▸ **TASK PROMPT**
Could you rewrite the stretch from the start of the lines through the line containing "thumbnail-strip xyxy=(667,266,857,302)", changing "sfx-waveform" to "audio-waveform" and leaving everything else unchanged?

▸ **SUPPLIED DATA**
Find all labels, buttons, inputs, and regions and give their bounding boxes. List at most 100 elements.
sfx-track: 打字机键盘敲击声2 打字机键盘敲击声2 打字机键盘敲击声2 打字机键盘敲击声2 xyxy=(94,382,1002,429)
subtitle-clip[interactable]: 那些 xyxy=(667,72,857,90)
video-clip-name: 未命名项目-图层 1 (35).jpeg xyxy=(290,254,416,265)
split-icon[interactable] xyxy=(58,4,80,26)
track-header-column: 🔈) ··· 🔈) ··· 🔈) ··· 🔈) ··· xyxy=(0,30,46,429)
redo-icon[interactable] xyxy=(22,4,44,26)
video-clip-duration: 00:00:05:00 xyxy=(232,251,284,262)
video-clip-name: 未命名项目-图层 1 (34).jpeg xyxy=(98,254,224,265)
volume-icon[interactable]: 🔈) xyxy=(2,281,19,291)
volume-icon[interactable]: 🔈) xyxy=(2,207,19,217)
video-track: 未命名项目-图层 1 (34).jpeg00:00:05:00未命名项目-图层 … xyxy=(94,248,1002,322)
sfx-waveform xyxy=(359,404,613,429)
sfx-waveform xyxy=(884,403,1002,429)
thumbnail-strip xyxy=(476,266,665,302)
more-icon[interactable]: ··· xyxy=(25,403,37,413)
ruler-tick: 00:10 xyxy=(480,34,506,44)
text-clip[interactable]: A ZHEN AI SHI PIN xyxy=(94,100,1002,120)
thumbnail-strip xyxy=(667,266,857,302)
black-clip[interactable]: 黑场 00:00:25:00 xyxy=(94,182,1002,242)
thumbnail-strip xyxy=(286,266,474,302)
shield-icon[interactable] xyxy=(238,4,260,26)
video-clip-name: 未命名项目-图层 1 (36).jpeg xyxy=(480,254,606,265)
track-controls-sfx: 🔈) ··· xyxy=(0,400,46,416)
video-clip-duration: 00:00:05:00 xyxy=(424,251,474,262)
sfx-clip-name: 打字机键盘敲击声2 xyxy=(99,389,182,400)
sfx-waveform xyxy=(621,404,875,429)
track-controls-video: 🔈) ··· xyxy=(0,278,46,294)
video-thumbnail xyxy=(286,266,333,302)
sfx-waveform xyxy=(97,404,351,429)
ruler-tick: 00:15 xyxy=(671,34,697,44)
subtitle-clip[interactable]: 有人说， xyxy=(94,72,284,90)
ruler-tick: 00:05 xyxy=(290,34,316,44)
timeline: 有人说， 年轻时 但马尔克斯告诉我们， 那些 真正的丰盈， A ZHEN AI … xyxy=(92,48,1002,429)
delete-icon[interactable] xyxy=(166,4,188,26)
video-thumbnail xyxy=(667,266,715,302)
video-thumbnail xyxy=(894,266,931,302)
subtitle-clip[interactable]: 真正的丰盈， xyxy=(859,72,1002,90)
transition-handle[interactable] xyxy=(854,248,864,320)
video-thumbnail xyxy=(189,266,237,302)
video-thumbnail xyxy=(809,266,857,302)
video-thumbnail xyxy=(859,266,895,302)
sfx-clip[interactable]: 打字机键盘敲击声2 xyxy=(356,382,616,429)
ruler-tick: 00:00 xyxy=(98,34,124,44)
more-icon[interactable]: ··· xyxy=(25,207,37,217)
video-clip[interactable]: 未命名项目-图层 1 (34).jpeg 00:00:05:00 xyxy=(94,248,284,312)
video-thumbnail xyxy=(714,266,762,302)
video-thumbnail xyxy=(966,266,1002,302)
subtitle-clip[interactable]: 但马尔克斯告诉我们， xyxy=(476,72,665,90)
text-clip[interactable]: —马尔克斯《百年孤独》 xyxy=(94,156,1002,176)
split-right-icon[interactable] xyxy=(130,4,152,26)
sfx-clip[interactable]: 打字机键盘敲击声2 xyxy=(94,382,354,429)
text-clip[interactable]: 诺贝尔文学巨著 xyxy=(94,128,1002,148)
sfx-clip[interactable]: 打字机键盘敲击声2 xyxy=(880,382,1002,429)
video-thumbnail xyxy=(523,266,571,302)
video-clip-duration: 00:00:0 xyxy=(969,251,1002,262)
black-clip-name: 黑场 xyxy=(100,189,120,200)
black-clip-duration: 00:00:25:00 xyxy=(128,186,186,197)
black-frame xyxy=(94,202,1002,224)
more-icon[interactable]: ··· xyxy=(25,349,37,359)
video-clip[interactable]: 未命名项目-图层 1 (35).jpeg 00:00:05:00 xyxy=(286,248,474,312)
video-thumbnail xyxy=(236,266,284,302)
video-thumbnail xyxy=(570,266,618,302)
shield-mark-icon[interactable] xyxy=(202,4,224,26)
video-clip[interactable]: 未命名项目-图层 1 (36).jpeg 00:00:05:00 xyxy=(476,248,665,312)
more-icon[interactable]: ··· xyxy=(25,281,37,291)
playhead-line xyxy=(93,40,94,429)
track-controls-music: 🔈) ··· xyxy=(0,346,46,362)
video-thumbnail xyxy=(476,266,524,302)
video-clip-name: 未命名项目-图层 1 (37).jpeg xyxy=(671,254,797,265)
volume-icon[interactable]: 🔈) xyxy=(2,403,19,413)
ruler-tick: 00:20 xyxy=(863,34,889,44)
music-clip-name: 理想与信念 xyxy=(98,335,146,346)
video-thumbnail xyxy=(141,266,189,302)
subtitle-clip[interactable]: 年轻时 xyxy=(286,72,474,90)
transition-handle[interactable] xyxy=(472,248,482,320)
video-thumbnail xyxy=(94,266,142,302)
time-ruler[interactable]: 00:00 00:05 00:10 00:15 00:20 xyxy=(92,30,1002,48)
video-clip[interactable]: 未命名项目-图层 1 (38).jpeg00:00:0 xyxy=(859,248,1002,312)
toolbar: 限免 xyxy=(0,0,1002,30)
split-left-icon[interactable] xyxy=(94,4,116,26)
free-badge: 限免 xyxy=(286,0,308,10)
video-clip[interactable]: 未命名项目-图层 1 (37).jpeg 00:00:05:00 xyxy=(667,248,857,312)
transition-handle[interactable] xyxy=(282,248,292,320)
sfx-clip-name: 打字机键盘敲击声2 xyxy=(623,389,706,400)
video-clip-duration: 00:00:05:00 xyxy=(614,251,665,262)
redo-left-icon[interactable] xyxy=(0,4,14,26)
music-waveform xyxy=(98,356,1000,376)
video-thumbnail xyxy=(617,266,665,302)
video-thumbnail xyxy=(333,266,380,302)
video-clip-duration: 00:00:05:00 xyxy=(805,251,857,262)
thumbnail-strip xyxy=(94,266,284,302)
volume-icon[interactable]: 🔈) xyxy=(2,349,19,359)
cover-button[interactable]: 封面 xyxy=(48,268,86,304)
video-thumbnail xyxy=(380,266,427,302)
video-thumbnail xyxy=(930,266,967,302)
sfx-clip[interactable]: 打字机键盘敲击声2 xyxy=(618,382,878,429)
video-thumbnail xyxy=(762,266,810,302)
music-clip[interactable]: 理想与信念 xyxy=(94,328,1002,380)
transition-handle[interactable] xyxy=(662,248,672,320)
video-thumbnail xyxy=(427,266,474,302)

▸ **ANSWER TO THIS TASK**
Find all labels, buttons, inputs, and regions and give their bounding boxes. List at most 100 elements.
sfx-track: 打字机键盘敲击声2 打字机键盘敲击声2 打字机键盘敲击声2 打字机键盘敲击声2 xyxy=(94,382,1002,429)
subtitle-clip[interactable]: 那些 xyxy=(667,72,857,90)
video-clip-name: 未命名项目-图层 1 (35).jpeg xyxy=(290,254,416,265)
split-icon[interactable] xyxy=(58,4,80,26)
track-header-column: 🔈) ··· 🔈) ··· 🔈) ··· 🔈) ··· xyxy=(0,30,46,429)
redo-icon[interactable] xyxy=(22,4,44,26)
video-clip-duration: 00:00:05:00 xyxy=(232,251,284,262)
video-clip-name: 未命名项目-图层 1 (34).jpeg xyxy=(98,254,224,265)
volume-icon[interactable]: 🔈) xyxy=(2,281,19,291)
volume-icon[interactable]: 🔈) xyxy=(2,207,19,217)
video-track: 未命名项目-图层 1 (34).jpeg00:00:05:00未命名项目-图层 … xyxy=(94,248,1002,322)
audio-waveform xyxy=(359,404,613,429)
audio-waveform xyxy=(884,403,1002,429)
thumbnail-strip xyxy=(476,266,665,302)
more-icon[interactable]: ··· xyxy=(25,403,37,413)
ruler-tick: 00:10 xyxy=(480,34,506,44)
text-clip[interactable]: A ZHEN AI SHI PIN xyxy=(94,100,1002,120)
thumbnail-strip xyxy=(667,266,857,302)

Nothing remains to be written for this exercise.